Given task:
Exactly reproduce the lines that follow.

Stored records:
★ ★ ★ ★ ★

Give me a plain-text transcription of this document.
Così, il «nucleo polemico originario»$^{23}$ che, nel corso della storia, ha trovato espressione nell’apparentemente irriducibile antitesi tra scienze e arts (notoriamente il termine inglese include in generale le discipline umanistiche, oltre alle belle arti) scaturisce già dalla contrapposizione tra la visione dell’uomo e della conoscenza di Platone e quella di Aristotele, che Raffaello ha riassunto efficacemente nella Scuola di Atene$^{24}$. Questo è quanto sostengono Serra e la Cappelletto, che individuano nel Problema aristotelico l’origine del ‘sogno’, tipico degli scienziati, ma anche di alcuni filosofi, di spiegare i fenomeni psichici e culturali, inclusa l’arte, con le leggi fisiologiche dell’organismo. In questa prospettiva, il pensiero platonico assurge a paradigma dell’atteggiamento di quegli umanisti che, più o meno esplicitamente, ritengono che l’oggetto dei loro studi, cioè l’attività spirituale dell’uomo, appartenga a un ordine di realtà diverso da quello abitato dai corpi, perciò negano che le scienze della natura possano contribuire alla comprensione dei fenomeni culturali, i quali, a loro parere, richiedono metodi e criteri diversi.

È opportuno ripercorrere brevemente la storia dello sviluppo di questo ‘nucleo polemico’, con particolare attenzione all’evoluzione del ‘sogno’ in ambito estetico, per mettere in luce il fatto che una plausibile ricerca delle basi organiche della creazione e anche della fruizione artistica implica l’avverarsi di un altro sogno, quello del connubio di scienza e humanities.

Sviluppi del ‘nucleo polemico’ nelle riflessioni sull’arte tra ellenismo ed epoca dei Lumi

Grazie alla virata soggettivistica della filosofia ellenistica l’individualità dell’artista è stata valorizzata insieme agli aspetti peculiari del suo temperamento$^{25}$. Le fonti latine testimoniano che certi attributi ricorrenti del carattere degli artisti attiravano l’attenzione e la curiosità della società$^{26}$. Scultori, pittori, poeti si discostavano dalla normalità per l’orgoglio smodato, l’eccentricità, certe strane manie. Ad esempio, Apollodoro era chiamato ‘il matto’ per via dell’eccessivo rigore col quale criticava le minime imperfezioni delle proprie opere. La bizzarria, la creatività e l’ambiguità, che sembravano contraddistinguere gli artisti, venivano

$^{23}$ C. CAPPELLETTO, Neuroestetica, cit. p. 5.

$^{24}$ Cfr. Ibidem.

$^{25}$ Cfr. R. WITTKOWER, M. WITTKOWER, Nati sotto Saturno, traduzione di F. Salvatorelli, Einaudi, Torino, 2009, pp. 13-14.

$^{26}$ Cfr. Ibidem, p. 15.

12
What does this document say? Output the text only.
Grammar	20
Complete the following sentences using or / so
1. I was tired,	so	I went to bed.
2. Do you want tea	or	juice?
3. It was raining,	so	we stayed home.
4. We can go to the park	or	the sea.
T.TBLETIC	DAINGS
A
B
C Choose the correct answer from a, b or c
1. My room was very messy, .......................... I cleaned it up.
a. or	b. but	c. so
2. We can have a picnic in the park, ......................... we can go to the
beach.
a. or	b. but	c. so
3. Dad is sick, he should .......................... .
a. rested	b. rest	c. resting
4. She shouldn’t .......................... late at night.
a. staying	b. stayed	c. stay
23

★ ★ ★ ★ ★

Problem solution:
Give me a plain-text transcription of this document.
Così, il «nucleo polemico originario»$^{23}$ che, nel corso della storia, ha trovato espressione nell’apparentemente irriducibile antitesi tra scienze e arts (notoriamente il termine inglese include in generale le discipline umanistiche, oltre alle belle arti) scaturisce già dalla contrapposizione tra la visione dell’uomo e della conoscenza di Platone e quella di Aristotele, che Raffaello ha riassunto efficacemente nella Scuola di Atene$^{24}$. Questo è quanto sostengono Serra e la Cappelletto, che individuano nel Problema aristotelico l’origine del ‘sogno’, tipico degli scienziati, ma anche di alcuni filosofi, di spiegare i fenomeni psichici e culturali, inclusa l’arte, con le leggi fisiologiche dell’organismo. In questa prospettiva, il pensiero platonico assurge a paradigma dell’atteggiamento di quegli umanisti che, più o meno esplicitamente, ritengono che l’oggetto dei loro studi, cioè l’attività spirituale dell’uomo, appartenga a un ordine di realtà diverso da quello abitato dai corpi, perciò negano che le scienze della natura possano contribuire alla comprensione dei fenomeni culturali, i quali, a loro parere, richiedono metodi e criteri diversi.

È opportuno ripercorrere brevemente la storia dello sviluppo di questo ‘nucleo polemico’, con particolare attenzione all’evoluzione del ‘sogno’ in ambito estetico, per mettere in luce il fatto che una plausibile ricerca delle basi organiche della creazione e anche della fruizione artistica implica l’avverarsi di un altro sogno, quello del connubio di scienza e humanities.

Sviluppi del ‘nucleo polemico’ nelle riflessioni sull’arte tra ellenismo ed epoca dei Lumi

Grazie alla virata soggettivistica della filosofia ellenistica l’individualità dell’artista è stata valorizzata insieme agli aspetti peculiari del suo temperamento$^{25}$. Le fonti latine testimoniano che certi attributi ricorrenti del carattere degli artisti attiravano l’attenzione e la curiosità della società$^{26}$. Scultori, pittori, poeti si discostavano dalla normalità per l’orgoglio smodato, l’eccentricità, certe strane manie. Ad esempio, Apollodoro era chiamato ‘il matto’ per via dell’eccessivo rigore col quale criticava le minime imperfezioni delle proprie opere. La bizzarria, la creatività e l’ambiguità, che sembravano contraddistinguere gli artisti, venivano

$^{23}$ C. CAPPELLETTO, Neuroestetica, cit. p. 5.

$^{24}$ Cfr. Ibidem.

$^{25}$ Cfr. R. WITTKOWER, M. WITTKOWER, Nati sotto Saturno, traduzione di F. Salvatorelli, Einaudi, Torino, 2009, pp. 13-14.

$^{26}$ Cfr. Ibidem, p. 15.

12
What does this document say? Output the text only.
Grammar	20
Complete the following sentences using or / so
1. I was tired,	so	I went to bed.
2. Do you want tea	or	juice?
3. It was raining,	so	we stayed home.
4. We can go to the park	or	the sea.
T.TBLETIC	DAINGS
A
B
C Choose the correct answer from a, b or c
1. My room was very messy, .......................... I cleaned it up.
a. or	b. but	c. so
2. We can have a picnic in the park, ......................... we can go to the
beach.
a. or	b. but	c. so
3. Dad is sick, he should .......................... .
a. rested	b. rest	c. resting
4. She shouldn’t .......................... late at night.
a. staying	b. stayed	c. stay
23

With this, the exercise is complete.